---- GIVEN RECORDS

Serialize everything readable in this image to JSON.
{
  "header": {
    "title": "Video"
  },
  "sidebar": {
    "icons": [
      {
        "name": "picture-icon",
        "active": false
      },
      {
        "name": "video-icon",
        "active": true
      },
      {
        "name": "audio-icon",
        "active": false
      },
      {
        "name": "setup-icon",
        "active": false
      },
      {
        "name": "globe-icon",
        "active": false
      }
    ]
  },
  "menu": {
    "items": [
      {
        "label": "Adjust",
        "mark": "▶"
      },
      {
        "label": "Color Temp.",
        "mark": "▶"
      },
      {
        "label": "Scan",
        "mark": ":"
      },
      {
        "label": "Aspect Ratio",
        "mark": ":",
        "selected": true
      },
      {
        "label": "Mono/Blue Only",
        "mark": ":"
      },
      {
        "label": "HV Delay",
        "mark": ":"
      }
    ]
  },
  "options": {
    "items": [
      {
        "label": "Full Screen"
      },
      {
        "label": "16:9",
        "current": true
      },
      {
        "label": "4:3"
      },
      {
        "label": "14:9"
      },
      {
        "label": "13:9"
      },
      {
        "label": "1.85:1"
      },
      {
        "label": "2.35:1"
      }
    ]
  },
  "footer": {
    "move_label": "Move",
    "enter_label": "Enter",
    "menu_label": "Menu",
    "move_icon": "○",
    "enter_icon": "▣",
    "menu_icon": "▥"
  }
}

--------

SHORT TASK:
Write the data out again in full and exactly.

ANSWER FOR THE TASK:
Serialize everything readable in this image to JSON.
{
  "header": {
    "title": "Video"
  },
  "sidebar": {
    "icons": [
      {
        "name": "picture-icon",
        "active": false
      },
      {
        "name": "video-icon",
        "active": true
      },
      {
        "name": "audio-icon",
        "active": false
      },
      {
        "name": "setup-icon",
        "active": false
      },
      {
        "name": "globe-icon",
        "active": false
      }
    ]
  },
  "menu": {
    "items": [
      {
        "label": "Adjust",
        "mark": "▶"
      },
      {
        "label": "Color Temp.",
        "mark": "▶"
      },
      {
        "label": "Scan",
        "mark": ":"
      },
      {
        "label": "Aspect Ratio",
        "mark": ":",
        "selected": true
      },
      {
        "label": "Mono/Blue Only",
        "mark": ":"
      },
      {
        "label": "HV Delay",
        "mark": ":"
      }
    ]
  },
  "options": {
    "items": [
      {
        "label": "Full Screen"
      },
      {
        "label": "16:9",
        "current": true
      },
      {
        "label": "4:3"
      },
      {
        "label": "14:9"
      },
      {
        "label": "13:9"
      },
      {
        "label": "1.85:1"
      },
      {
        "label": "2.35:1"
      }
    ]
  },
  "footer": {
    "move_label": "Move",
    "enter_label": "Enter",
    "menu_label": "Menu",
    "move_icon": "○",
    "enter_icon": "▣",
    "menu_icon": "▥"
  }
}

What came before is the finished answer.